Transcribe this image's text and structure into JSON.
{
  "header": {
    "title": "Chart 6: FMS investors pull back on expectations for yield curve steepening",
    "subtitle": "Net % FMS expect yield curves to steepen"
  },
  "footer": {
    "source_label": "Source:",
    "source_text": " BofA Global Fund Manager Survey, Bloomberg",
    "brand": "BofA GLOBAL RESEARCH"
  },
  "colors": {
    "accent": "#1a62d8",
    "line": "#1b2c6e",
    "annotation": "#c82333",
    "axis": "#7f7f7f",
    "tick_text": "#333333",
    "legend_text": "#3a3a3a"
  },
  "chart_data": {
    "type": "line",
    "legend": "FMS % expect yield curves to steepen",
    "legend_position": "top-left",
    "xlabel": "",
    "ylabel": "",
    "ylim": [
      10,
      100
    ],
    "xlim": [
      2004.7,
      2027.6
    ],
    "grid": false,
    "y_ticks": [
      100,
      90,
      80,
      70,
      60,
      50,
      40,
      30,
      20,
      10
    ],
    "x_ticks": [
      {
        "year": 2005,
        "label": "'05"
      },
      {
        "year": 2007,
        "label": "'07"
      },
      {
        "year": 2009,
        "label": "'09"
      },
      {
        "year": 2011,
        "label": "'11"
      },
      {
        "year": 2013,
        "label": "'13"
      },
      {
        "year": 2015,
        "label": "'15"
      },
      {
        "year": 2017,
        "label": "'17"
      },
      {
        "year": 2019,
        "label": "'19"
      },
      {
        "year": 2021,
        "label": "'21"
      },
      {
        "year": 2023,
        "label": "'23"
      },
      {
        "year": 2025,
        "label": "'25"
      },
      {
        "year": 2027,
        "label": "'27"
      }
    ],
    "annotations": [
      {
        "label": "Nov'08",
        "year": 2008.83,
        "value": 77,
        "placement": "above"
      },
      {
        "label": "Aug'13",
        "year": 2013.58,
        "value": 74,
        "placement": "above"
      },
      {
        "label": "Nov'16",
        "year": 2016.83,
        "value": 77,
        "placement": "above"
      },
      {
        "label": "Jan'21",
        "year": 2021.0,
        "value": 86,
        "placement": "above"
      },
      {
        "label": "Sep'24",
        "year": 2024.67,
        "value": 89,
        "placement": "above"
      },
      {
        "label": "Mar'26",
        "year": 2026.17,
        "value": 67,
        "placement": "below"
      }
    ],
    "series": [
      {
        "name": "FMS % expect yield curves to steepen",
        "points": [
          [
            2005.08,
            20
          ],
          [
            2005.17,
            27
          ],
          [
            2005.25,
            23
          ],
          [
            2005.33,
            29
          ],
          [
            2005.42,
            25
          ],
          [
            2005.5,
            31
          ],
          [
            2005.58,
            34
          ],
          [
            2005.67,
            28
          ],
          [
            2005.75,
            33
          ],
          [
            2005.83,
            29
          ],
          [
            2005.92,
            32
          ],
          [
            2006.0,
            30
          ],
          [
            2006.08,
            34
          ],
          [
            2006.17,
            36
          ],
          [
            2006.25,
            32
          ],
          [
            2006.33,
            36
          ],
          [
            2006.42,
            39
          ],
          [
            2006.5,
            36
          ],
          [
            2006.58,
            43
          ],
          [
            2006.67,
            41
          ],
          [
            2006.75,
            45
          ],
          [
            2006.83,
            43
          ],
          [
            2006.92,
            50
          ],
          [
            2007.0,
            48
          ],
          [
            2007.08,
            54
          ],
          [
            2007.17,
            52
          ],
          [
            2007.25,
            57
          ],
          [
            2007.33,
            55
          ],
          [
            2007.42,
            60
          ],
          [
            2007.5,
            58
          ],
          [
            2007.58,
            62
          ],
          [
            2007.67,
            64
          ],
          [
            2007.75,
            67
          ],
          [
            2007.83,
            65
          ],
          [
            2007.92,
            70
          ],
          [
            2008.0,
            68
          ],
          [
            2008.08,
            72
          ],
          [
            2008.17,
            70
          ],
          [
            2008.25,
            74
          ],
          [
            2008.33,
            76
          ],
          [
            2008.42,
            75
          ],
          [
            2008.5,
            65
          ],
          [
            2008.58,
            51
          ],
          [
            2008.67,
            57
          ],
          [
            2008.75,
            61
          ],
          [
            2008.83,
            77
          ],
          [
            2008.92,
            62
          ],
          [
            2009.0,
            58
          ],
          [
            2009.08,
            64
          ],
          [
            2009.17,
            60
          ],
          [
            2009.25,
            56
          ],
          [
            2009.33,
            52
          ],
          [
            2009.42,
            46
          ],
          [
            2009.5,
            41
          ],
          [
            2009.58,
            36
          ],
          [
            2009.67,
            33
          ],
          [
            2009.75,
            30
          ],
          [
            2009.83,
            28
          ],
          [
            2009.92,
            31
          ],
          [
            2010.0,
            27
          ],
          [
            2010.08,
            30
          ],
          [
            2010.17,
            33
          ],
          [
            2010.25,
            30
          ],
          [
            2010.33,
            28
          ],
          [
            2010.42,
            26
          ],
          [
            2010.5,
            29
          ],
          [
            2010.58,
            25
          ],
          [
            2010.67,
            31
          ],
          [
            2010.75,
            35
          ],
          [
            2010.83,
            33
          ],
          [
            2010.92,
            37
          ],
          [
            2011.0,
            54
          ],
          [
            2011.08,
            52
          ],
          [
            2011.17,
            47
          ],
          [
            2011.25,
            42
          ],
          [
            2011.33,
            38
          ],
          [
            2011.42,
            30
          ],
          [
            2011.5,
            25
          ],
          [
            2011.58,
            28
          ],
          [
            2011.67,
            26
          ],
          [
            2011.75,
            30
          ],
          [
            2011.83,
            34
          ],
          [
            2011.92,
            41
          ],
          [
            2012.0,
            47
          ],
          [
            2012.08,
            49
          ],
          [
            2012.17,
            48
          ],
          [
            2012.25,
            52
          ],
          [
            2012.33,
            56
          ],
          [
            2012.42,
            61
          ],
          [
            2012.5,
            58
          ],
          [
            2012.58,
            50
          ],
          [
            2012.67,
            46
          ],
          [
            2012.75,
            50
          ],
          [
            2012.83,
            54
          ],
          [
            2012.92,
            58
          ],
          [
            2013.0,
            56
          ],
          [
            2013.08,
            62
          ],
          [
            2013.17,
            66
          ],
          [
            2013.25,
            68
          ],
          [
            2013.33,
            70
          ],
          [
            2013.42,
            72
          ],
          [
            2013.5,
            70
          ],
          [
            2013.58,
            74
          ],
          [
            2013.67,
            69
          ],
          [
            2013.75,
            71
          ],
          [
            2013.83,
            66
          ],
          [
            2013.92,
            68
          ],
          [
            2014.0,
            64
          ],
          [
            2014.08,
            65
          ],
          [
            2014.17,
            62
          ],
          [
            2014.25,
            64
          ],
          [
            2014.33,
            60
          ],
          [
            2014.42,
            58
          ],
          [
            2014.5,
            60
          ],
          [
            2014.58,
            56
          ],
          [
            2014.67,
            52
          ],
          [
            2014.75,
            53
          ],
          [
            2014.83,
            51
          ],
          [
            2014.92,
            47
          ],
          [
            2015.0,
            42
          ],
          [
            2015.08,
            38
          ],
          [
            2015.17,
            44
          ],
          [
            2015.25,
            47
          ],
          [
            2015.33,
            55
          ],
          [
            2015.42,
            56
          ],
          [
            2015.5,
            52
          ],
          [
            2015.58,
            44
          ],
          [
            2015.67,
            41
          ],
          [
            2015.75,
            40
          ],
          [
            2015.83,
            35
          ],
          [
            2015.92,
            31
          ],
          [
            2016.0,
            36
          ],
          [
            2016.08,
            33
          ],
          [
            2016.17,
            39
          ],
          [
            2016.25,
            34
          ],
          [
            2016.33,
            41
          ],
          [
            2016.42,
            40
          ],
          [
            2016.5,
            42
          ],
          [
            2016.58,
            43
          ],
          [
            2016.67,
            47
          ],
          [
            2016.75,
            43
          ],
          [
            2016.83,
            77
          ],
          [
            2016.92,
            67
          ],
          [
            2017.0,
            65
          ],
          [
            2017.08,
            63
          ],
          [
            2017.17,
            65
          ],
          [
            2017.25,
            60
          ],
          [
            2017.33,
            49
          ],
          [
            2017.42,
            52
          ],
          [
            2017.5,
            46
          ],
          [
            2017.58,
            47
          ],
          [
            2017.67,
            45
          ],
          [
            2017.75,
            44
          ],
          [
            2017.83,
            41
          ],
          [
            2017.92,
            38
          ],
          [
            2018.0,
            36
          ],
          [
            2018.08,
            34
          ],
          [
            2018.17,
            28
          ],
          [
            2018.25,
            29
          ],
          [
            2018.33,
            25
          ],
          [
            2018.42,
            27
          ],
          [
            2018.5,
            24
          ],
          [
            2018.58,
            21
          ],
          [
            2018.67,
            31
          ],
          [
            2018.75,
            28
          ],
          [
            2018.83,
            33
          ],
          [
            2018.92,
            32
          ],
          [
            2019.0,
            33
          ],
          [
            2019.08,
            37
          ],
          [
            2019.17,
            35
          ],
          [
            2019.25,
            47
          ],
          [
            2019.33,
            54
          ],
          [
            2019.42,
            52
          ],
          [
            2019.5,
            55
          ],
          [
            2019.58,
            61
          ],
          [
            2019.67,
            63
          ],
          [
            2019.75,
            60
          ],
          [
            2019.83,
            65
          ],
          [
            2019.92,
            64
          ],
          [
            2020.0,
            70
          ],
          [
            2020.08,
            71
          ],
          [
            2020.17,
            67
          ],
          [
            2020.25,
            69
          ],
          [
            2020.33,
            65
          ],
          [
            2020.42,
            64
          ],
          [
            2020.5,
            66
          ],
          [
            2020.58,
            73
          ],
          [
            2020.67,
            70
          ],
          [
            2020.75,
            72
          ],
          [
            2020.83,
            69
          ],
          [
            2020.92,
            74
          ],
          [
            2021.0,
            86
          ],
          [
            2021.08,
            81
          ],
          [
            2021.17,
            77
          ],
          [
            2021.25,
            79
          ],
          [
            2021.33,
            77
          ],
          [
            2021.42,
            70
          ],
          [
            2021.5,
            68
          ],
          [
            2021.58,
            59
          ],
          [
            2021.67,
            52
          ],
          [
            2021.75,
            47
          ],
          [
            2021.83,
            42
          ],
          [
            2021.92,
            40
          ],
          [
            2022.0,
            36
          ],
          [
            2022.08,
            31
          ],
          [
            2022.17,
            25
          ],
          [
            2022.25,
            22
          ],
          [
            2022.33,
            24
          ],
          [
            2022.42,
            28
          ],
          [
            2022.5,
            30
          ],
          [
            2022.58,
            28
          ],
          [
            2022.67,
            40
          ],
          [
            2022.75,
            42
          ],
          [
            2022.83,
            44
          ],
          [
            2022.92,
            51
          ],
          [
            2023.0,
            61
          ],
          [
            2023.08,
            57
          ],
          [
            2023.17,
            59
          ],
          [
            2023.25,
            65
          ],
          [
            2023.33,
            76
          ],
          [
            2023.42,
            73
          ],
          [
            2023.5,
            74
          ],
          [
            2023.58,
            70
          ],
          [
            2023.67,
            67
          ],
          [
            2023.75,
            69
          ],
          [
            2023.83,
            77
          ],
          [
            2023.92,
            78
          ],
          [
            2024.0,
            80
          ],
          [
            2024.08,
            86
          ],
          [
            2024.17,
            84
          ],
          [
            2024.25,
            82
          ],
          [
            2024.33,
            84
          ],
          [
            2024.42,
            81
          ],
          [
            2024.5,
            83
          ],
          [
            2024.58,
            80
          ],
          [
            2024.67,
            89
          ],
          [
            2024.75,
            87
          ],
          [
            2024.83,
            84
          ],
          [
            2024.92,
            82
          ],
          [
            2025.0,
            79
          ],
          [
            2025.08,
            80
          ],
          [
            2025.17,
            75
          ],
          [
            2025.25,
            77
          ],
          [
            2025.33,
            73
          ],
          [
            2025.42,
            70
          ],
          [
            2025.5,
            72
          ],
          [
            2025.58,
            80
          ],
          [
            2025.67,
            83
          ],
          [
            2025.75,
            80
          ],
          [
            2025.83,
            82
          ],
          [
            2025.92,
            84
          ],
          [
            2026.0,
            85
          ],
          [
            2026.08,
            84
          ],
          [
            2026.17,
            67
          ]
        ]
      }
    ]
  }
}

··········

## Stated problem
Filter the listing for the word "curves" and copy every line that holds it.

## Final result
    "subtitle": "Net % FMS expect yield curves to steepen"
    "legend": "FMS % expect yield curves to steepen",
        "name": "FMS % expect yield curves to steepen",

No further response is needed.